**TASK:** Reproduce the stretch of the listing from the line containing "y-right-tick-label: 1 bbox=[2149, 936, 2173, 983]" through the line containing "y-right-tick-label: 4 bbox=[2149, 330, 2173, 377]", substituting "plot-title" for "chart-title" and leaving everything else unchanged.

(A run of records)
------------------------------
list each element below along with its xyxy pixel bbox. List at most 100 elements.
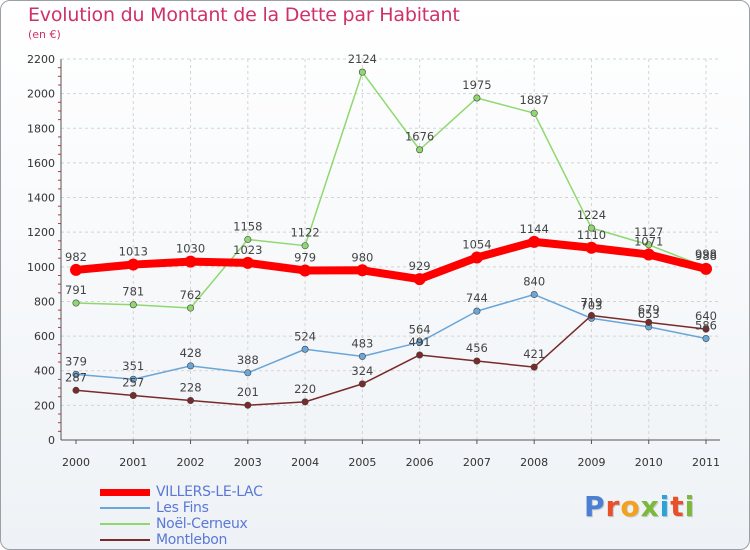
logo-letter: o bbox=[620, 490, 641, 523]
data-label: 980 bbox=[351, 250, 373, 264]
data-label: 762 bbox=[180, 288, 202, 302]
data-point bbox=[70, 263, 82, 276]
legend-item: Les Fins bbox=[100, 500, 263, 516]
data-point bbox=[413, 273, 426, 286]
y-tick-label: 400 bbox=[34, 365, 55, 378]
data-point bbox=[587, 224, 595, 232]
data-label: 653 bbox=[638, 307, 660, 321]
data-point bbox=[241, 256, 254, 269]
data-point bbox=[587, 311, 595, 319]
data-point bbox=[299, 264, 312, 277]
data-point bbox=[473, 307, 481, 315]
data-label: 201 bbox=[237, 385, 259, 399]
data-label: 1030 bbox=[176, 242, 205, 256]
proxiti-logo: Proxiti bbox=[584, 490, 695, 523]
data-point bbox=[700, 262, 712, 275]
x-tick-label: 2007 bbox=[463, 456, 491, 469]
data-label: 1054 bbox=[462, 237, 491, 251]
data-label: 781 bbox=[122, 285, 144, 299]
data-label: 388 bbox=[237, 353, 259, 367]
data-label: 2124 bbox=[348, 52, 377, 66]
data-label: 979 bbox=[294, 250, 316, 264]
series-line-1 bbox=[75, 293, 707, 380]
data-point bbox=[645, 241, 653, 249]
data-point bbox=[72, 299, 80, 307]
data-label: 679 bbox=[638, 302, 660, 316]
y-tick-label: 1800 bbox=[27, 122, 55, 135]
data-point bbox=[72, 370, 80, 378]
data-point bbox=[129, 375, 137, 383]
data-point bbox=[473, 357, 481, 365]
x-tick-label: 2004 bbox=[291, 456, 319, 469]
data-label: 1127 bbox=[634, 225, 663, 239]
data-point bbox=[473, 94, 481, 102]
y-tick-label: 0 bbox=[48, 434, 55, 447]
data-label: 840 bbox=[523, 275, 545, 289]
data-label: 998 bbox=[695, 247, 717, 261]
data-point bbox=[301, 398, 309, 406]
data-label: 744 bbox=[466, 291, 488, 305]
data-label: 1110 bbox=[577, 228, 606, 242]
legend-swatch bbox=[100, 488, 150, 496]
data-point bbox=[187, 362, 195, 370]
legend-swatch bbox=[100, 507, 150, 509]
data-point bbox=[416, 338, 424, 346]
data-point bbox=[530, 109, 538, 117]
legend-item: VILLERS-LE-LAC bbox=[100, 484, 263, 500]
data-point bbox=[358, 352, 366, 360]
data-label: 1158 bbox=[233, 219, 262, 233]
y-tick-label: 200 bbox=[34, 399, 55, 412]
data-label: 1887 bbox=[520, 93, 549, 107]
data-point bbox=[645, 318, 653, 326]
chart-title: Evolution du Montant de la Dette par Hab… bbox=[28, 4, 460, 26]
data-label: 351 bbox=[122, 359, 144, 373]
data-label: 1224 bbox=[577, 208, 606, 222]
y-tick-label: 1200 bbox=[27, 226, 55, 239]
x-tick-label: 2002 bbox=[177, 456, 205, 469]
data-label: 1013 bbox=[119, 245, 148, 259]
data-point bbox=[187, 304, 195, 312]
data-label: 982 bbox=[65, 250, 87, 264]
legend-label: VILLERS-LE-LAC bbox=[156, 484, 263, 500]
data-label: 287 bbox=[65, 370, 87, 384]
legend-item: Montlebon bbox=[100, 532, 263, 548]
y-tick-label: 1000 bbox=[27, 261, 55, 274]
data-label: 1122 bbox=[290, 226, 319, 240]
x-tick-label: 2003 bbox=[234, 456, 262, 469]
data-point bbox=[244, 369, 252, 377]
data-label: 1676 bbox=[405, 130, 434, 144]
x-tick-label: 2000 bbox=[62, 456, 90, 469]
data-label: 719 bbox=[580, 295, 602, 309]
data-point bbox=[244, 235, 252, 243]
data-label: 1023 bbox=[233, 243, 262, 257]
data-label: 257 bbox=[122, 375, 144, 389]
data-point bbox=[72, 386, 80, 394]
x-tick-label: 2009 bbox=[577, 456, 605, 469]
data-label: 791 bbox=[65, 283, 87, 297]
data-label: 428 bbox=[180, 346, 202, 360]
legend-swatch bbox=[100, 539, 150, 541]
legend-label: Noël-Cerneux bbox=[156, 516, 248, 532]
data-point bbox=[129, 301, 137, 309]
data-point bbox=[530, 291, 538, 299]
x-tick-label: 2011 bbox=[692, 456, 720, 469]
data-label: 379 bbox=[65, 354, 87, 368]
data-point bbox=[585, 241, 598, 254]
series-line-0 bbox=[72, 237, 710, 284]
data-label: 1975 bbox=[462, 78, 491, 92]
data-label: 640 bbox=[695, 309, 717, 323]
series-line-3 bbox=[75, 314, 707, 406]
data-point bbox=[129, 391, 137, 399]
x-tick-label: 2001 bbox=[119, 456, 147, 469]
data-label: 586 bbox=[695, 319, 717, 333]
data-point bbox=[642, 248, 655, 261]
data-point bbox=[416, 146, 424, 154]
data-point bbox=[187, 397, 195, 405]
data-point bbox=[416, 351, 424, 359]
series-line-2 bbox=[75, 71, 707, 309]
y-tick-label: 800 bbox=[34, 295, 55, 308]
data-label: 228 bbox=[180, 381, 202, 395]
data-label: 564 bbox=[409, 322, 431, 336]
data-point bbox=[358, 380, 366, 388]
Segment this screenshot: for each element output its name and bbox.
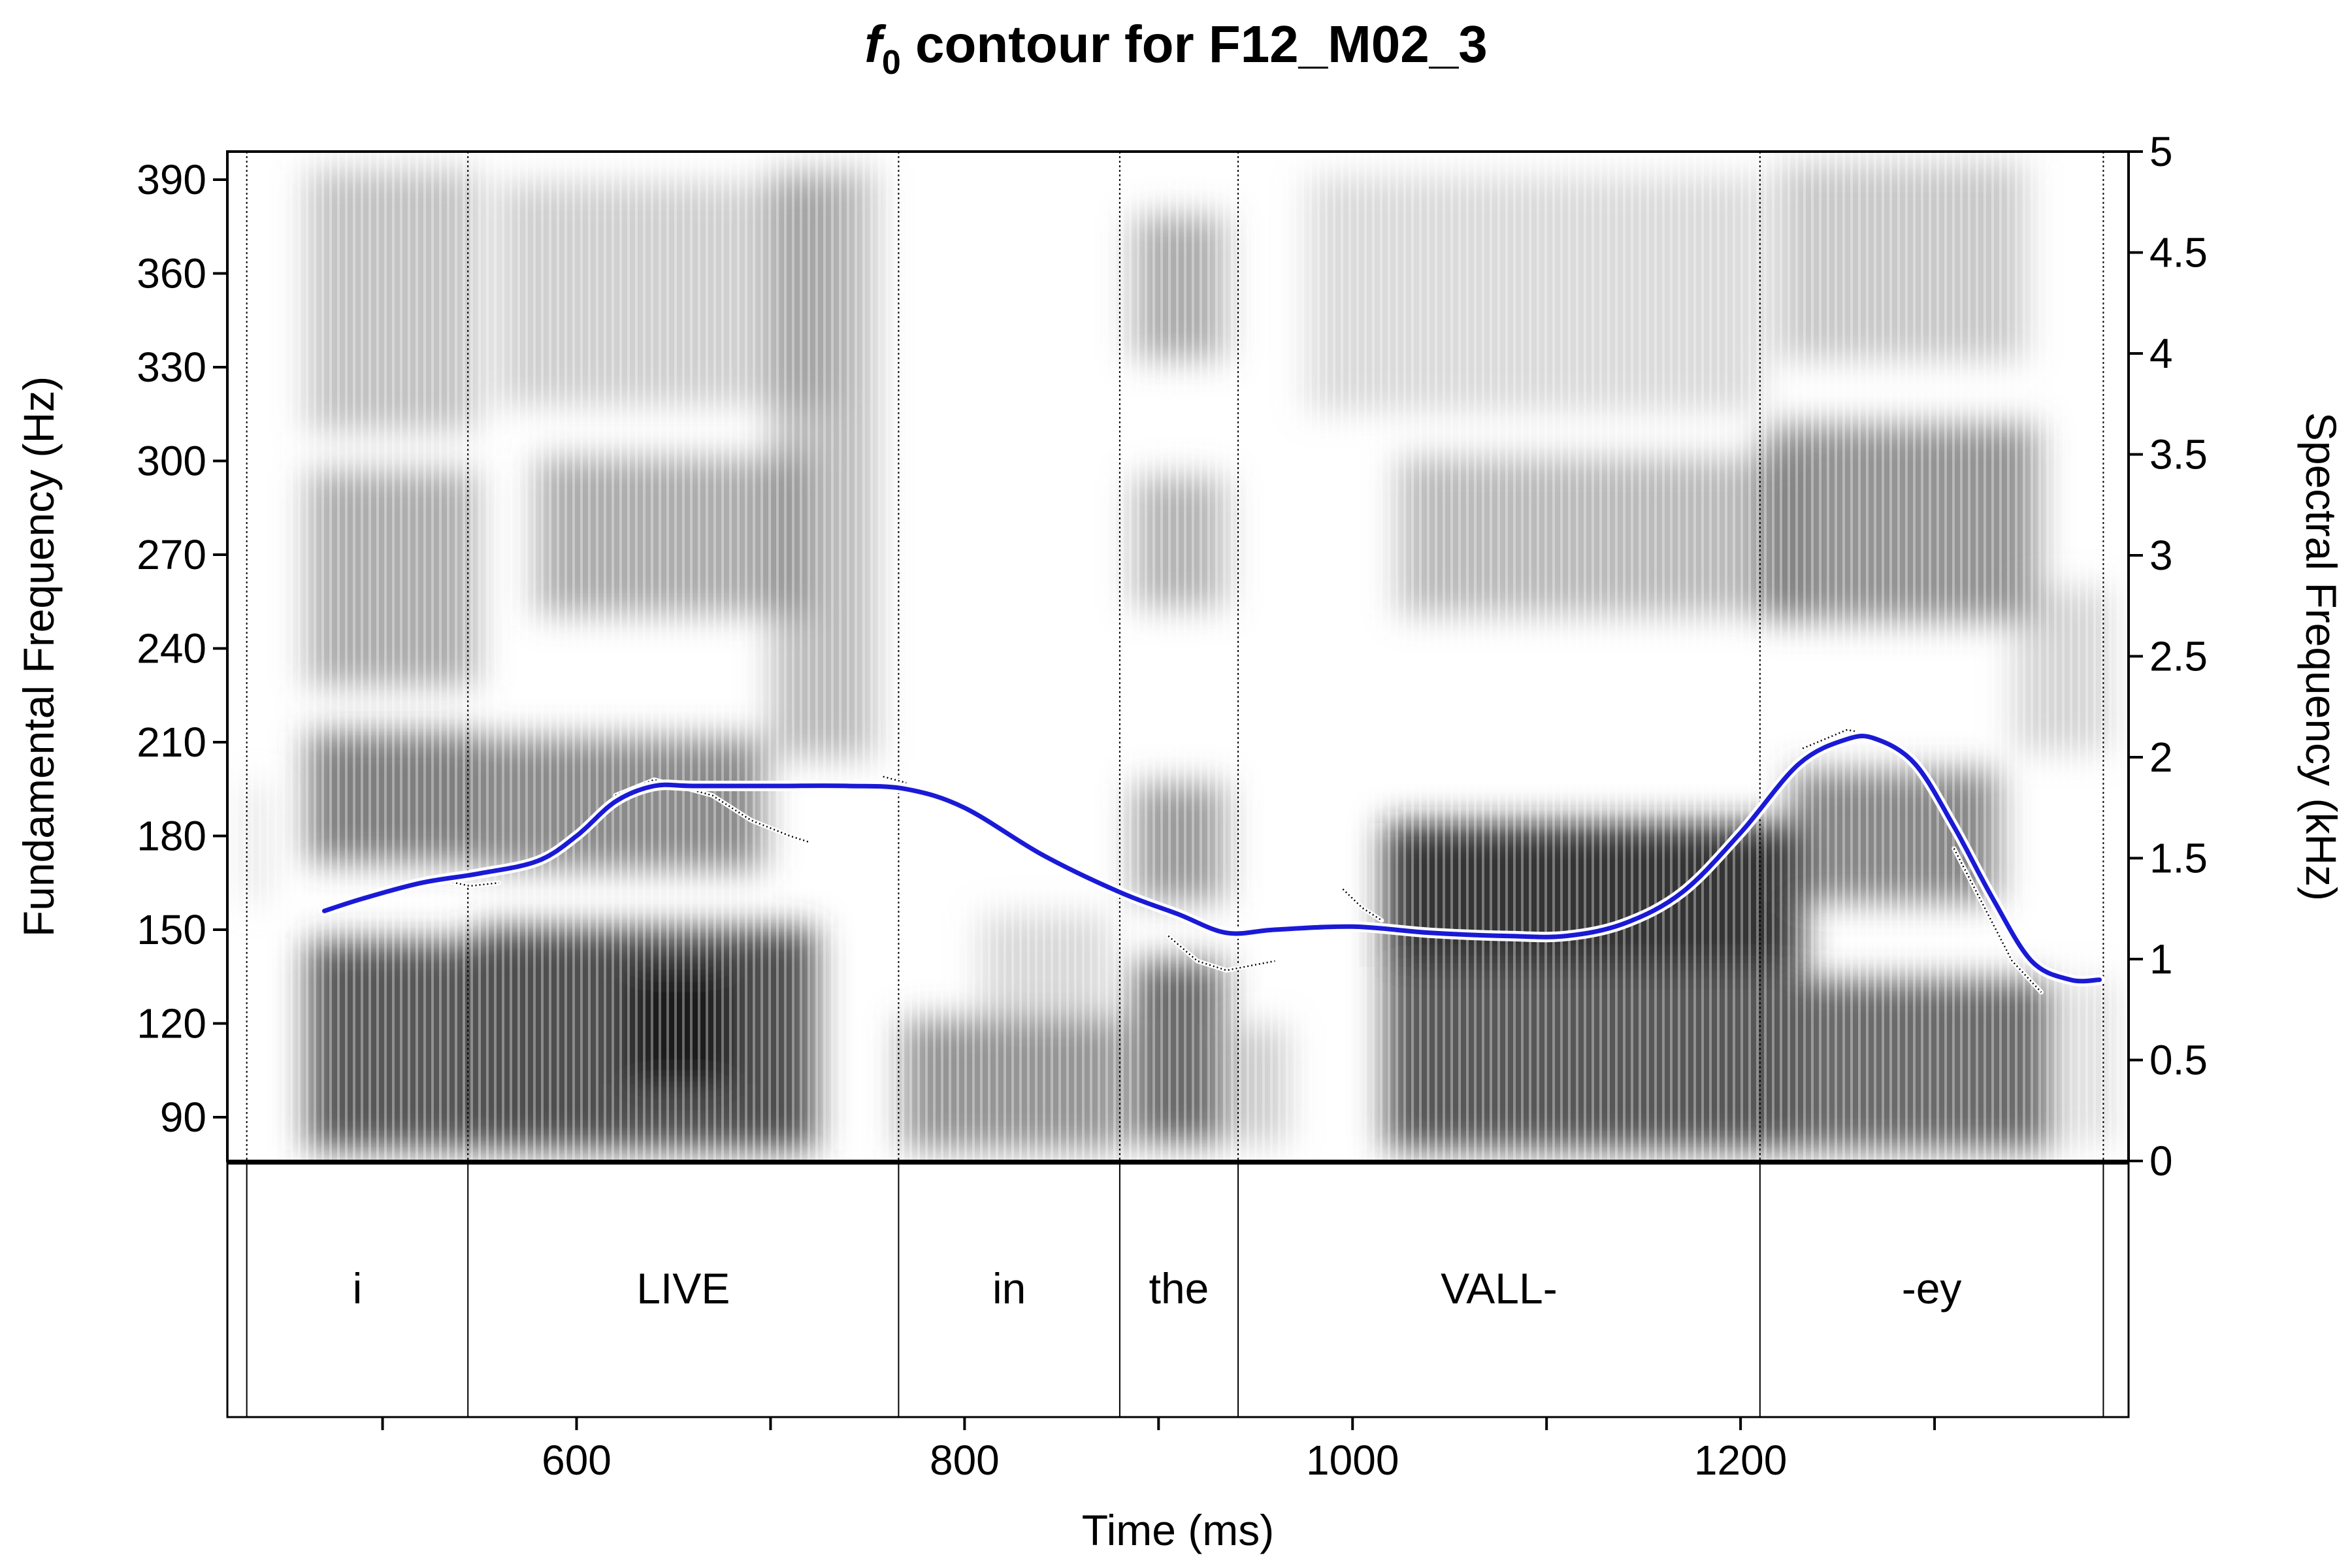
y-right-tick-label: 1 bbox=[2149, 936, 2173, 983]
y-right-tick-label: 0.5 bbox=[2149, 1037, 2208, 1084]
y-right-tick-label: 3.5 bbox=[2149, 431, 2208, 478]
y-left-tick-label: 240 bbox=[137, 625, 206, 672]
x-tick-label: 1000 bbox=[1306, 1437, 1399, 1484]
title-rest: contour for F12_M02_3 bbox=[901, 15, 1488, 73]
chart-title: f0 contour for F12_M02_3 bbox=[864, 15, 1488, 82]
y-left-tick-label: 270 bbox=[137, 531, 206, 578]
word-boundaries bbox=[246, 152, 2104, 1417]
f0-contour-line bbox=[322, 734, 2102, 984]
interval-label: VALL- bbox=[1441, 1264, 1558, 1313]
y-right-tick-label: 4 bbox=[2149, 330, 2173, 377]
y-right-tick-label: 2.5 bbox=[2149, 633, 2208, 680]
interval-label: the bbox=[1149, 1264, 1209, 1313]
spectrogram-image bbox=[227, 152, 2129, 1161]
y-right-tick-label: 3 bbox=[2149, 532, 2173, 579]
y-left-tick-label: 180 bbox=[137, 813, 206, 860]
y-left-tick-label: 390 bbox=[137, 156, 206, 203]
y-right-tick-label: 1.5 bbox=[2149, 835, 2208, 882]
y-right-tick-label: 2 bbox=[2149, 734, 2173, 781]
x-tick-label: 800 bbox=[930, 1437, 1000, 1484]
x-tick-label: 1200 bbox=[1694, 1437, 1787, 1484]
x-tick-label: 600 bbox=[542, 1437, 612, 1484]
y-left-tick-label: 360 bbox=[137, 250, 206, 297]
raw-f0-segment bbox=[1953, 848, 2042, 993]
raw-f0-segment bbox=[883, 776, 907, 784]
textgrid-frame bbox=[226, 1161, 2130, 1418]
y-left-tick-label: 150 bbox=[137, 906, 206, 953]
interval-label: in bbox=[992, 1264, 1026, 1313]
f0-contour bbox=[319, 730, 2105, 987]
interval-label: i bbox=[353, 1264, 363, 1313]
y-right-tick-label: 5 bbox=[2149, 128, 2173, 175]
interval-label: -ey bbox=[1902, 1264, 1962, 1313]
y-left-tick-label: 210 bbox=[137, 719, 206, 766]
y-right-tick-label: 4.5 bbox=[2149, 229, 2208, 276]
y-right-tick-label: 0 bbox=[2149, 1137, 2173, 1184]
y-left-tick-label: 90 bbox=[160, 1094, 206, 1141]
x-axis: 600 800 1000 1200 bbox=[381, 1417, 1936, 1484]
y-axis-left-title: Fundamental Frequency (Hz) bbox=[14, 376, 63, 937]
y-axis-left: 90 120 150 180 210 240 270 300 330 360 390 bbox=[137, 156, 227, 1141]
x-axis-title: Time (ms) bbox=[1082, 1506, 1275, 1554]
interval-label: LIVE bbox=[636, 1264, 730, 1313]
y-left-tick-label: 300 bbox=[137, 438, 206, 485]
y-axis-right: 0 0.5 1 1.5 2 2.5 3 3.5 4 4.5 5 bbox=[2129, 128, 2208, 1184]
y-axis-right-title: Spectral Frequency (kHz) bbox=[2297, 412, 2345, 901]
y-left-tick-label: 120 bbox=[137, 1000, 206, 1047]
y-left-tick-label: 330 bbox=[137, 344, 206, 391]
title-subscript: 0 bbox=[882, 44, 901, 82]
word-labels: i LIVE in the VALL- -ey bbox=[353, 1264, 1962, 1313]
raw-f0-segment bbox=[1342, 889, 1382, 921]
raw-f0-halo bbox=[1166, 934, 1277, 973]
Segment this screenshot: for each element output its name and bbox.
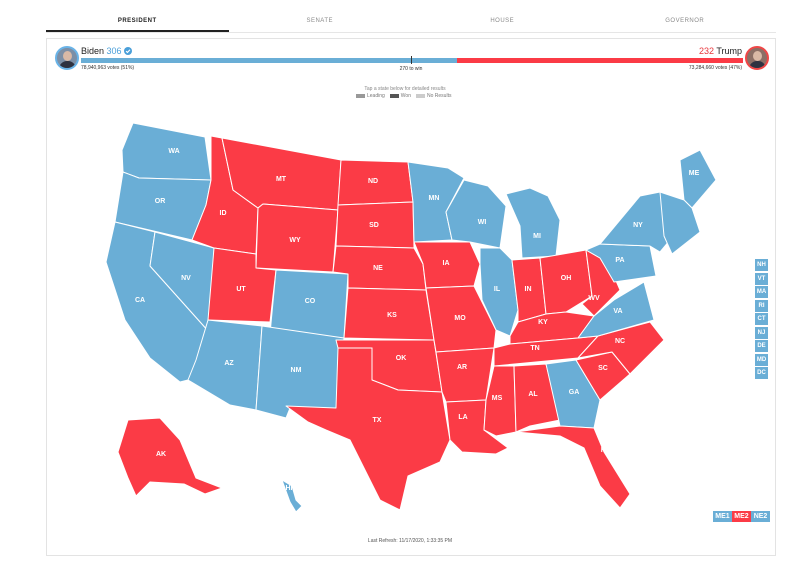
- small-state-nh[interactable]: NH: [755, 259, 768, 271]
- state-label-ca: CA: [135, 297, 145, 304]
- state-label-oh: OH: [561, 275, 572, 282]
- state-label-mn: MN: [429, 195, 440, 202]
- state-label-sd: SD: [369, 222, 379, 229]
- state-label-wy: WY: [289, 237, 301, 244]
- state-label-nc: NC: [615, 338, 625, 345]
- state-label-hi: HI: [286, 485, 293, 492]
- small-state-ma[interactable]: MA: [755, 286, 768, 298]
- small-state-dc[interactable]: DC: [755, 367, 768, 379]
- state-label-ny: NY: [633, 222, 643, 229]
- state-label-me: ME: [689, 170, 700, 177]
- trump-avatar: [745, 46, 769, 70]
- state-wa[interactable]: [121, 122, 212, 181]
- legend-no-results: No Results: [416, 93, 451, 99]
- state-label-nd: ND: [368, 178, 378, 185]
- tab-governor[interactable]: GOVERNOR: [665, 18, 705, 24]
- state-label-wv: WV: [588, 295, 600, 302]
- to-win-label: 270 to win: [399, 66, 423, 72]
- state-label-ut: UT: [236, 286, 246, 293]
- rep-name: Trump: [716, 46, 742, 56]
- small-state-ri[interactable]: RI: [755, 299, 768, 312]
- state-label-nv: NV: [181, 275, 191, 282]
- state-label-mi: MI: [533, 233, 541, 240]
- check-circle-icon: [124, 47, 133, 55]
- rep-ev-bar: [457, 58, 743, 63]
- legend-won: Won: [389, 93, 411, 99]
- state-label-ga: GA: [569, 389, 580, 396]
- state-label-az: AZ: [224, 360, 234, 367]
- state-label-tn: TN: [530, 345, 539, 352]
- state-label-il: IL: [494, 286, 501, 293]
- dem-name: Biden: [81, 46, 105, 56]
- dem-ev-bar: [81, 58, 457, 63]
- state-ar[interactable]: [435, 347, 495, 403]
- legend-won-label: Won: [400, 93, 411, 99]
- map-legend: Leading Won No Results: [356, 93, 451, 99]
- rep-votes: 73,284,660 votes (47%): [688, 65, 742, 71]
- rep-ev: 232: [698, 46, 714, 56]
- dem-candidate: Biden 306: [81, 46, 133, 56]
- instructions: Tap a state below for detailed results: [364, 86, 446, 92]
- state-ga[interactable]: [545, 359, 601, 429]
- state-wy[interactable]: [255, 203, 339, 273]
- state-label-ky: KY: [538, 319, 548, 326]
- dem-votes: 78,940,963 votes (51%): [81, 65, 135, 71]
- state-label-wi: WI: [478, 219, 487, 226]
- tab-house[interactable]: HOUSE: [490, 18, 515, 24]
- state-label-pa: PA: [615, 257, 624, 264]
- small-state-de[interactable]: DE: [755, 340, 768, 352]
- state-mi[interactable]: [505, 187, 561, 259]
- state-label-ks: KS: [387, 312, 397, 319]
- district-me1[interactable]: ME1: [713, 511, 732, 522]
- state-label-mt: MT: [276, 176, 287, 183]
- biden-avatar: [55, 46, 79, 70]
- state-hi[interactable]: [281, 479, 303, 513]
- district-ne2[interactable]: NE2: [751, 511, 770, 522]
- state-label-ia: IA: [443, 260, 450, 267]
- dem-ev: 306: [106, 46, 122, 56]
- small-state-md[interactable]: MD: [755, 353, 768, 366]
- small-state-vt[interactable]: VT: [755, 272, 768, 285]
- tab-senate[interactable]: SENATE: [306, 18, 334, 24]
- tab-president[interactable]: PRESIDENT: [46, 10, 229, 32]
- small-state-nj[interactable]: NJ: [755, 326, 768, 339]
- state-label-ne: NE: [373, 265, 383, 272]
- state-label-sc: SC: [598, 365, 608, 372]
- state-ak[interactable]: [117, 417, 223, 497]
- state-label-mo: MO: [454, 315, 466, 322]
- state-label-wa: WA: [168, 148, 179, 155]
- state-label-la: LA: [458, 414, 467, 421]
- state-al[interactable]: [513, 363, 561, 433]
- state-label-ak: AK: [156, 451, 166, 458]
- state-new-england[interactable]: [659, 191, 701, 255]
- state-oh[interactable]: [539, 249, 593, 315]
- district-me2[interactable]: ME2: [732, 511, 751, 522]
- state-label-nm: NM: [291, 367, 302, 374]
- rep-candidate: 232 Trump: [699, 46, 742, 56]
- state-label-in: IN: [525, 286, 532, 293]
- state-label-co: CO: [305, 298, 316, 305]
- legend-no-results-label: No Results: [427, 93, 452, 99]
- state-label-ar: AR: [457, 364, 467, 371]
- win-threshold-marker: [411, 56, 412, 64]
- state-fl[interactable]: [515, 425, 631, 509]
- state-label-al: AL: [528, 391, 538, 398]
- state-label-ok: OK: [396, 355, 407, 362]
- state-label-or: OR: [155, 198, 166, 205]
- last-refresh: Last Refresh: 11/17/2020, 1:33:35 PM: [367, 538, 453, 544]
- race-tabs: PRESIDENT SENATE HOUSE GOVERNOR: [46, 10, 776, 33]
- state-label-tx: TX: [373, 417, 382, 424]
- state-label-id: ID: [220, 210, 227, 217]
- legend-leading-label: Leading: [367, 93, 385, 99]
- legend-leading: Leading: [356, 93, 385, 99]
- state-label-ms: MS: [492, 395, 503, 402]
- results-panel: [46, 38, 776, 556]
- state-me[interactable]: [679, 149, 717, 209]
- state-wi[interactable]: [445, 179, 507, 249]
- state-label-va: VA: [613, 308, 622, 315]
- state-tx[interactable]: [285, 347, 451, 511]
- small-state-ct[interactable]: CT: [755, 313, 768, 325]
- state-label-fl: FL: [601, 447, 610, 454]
------------------------------
**SOLVED PROBLEM:**
y-right-tick-label: 1 bbox=[2149, 936, 2173, 983]
y-right-tick-label: 0.5 bbox=[2149, 1037, 2208, 1084]
y-right-tick-label: 3.5 bbox=[2149, 431, 2208, 478]
y-left-tick-label: 240 bbox=[137, 625, 206, 672]
x-tick-label: 1000 bbox=[1306, 1437, 1399, 1484]
title-rest: contour for F12_M02_3 bbox=[901, 15, 1488, 73]
plot-title: f0 contour for F12_M02_3 bbox=[864, 15, 1488, 82]
y-left-tick-label: 270 bbox=[137, 531, 206, 578]
word-boundaries bbox=[246, 152, 2104, 1417]
f0-contour-line bbox=[322, 734, 2102, 984]
interval-label: VALL- bbox=[1441, 1264, 1558, 1313]
y-right-tick-label: 4 bbox=[2149, 330, 2173, 377]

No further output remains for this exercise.